Task prompt -
Pictures are to be left out; otherwise, copy exactly the lines from the line containing "Parse this screenshot: output" through the end of the data.

Raw data -

■ ■ ■ ■

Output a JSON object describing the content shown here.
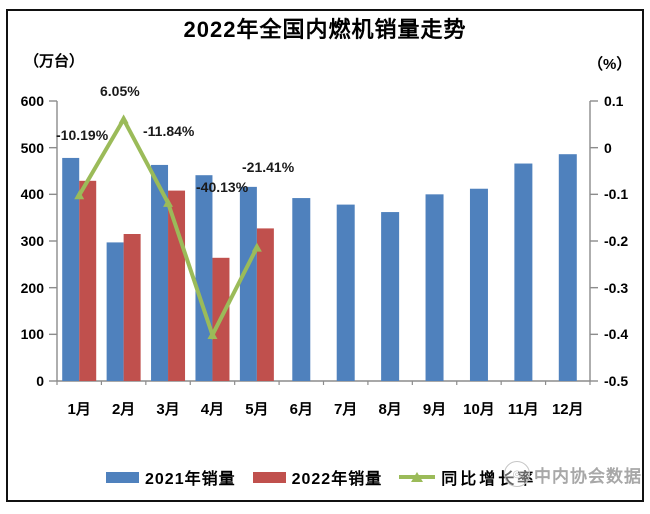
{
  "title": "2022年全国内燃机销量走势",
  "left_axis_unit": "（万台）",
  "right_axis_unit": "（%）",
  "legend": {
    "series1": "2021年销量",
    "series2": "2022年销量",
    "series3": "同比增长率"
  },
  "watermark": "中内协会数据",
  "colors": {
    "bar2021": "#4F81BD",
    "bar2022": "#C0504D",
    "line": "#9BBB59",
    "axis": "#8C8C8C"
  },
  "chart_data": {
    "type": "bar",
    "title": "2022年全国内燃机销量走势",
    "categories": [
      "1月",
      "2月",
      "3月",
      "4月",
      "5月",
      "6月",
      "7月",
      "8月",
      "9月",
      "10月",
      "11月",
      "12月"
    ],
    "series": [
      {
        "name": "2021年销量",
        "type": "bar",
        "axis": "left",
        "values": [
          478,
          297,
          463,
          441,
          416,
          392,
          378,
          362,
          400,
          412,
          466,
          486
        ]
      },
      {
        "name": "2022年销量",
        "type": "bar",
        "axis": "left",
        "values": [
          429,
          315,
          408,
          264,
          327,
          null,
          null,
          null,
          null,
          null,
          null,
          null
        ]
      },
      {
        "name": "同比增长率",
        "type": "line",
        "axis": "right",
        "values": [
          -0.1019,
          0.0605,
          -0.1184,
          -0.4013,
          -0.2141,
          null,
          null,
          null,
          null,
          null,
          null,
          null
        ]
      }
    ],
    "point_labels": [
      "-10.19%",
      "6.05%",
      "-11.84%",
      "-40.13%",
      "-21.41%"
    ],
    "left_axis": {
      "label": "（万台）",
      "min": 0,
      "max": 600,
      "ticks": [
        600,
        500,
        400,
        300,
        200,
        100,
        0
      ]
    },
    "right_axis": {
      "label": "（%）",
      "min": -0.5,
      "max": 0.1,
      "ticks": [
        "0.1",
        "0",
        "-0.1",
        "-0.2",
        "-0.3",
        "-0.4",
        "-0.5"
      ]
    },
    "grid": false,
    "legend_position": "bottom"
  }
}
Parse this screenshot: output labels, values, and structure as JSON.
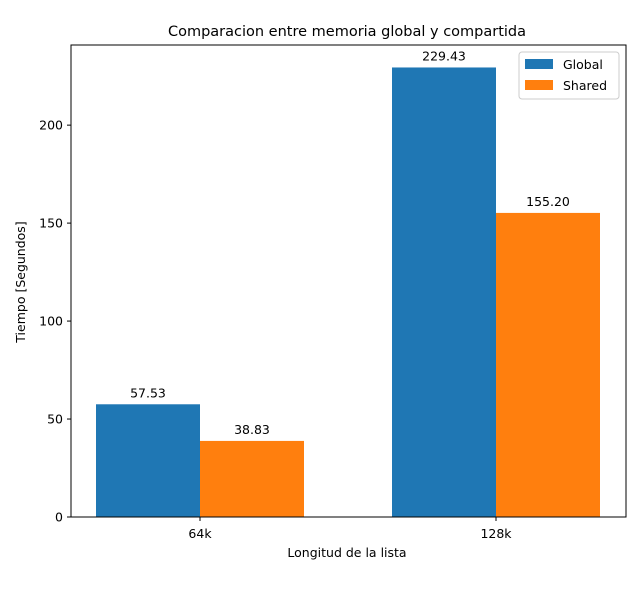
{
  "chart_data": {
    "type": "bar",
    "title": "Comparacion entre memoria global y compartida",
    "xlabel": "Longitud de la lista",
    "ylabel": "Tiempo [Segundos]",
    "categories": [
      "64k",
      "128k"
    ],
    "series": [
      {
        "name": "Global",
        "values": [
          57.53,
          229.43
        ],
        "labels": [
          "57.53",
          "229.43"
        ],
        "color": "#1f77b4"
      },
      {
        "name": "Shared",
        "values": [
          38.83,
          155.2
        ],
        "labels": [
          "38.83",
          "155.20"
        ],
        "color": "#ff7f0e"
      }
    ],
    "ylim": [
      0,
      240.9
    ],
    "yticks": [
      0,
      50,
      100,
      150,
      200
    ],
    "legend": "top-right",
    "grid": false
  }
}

■ ■ ■ ■

Reply to the task -
Parse this screenshot: output labels, values, and structure as JSON.
{
  "chart_data": {
    "type": "bar",
    "title": "Comparacion entre memoria global y compartida",
    "xlabel": "Longitud de la lista",
    "ylabel": "Tiempo [Segundos]",
    "categories": [
      "64k",
      "128k"
    ],
    "series": [
      {
        "name": "Global",
        "values": [
          57.53,
          229.43
        ],
        "labels": [
          "57.53",
          "229.43"
        ],
        "color": "#1f77b4"
      },
      {
        "name": "Shared",
        "values": [
          38.83,
          155.2
        ],
        "labels": [
          "38.83",
          "155.20"
        ],
        "color": "#ff7f0e"
      }
    ],
    "ylim": [
      0,
      240.9
    ],
    "yticks": [
      0,
      50,
      100,
      150,
      200
    ],
    "legend": "top-right",
    "grid": false
  }
}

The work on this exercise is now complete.